=== PAGE EXCERPT ===
The land is covered with a lusty golden fleece. This wheat, which the wind gently combs, announces the harvest of bread. Because the land has long carried this treasure in her womb, it is also the time for confession.

In “The Woman with Hair of Gold”, one of the tales collected by Clarissa Pinkola Estés from her Magyaran aunts and analyzed in Women Who Run with the Wolves (Grasset, 1996), one sees something that has been long kept a secret. Allow me to reinterpret in my own way here.

A woman, in wanting to get rid of a country bumpkin who wants to force her to marry him, gives him some of her golden hair. Such an elegant way of putting him off. The simple man rushed to the market to sell it. And they laughed at him. The humiliation sends him back immediately to the one who played him thusly and he kills her. In storytelling, one is not burdened with the detours. To get rid of the woman with the hair of gold and his crime, he buried her in loose soil near the stream.

In the spring, where the body was laid to rest, arose in the crystalline air a lovely blade of wheat. Now the earth is blonde with these stalks, and when the wind blows you see fingers flowing into that thick head of hair, these grains rustling a murmur to which all the countryside can not help but listen. What does one hear? The story of a woman with the hair of gold, which was given to the Earth, which was hidden, which was loved until spring, and then which produced this graceful bounty to become a field of wheat.

=== DATA EXTRACT ===

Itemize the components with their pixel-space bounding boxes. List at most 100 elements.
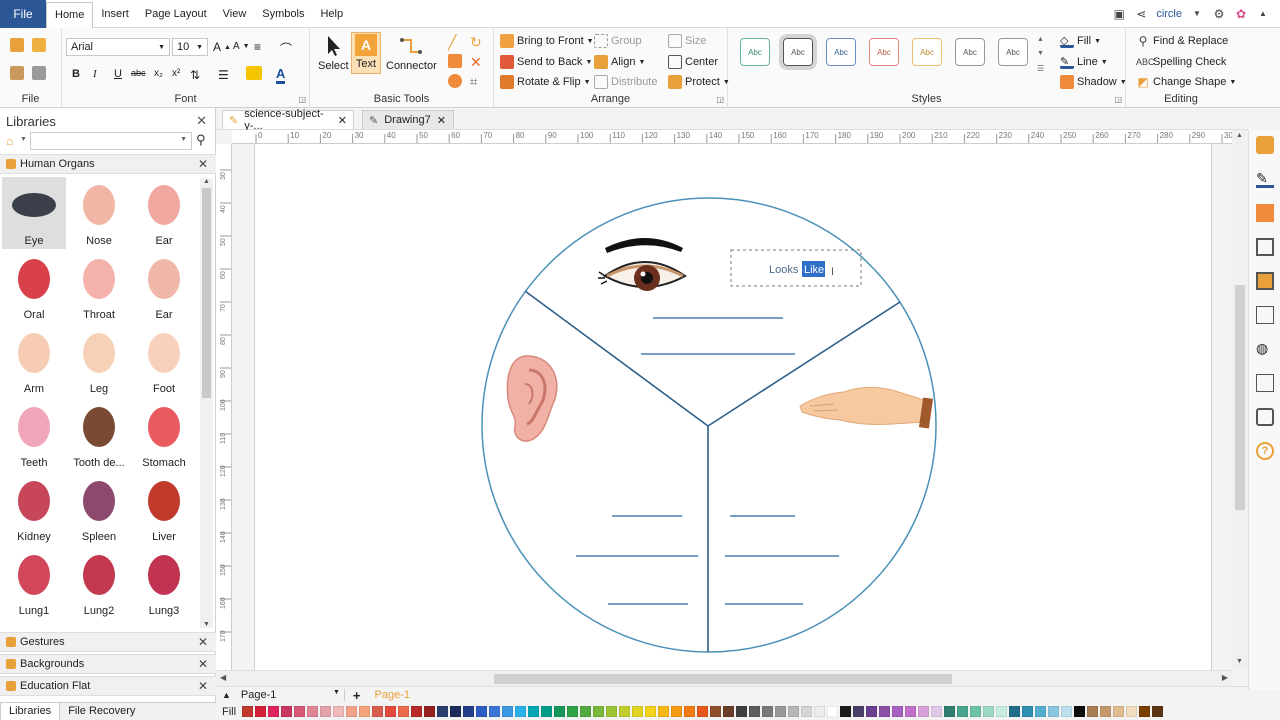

=== WHAT TO PRODUCE ===
Write the next part of the passage on the wheat harvest and the tale of the woman with hair of gold, beginning after its final sentence. The data that precede this point are not required for anything here.

=== EXERCISE ANSWER ===
Clarissa Pinkola Estes brings, as usual, an invigorating and challenging analysis to the tale of a woman with the golden hair: the hair symbolizes the life force of the wild woman, and even when silenced, it continues to pervade conscious knowledge. Remember the message of the sorcerer’s apprentice who so deliberately and” skillfully” offended Nature. Sooner or later, the crimes we have hidden eventually will jump into view.

This also reminds me of the golden fleece of Jason bound to return the golden fleece of the ram Chrysomallos from Colchis, in order to be able to recover the throne of his father Iolcus. The historians of antiquity have here, too, opened our eyes. For the Greeks could grow barley in the particularly poor soil of Attica, present-day Georgia, and this constituted a priceless breadbasket. And the Golden Fleece was nothing but a sea of wheat visible to Greek sailors along the shores of the Aegean and Scythian Seas.

Thus we must be careful whenever we chew a piece of bread, not to hear a woman crying.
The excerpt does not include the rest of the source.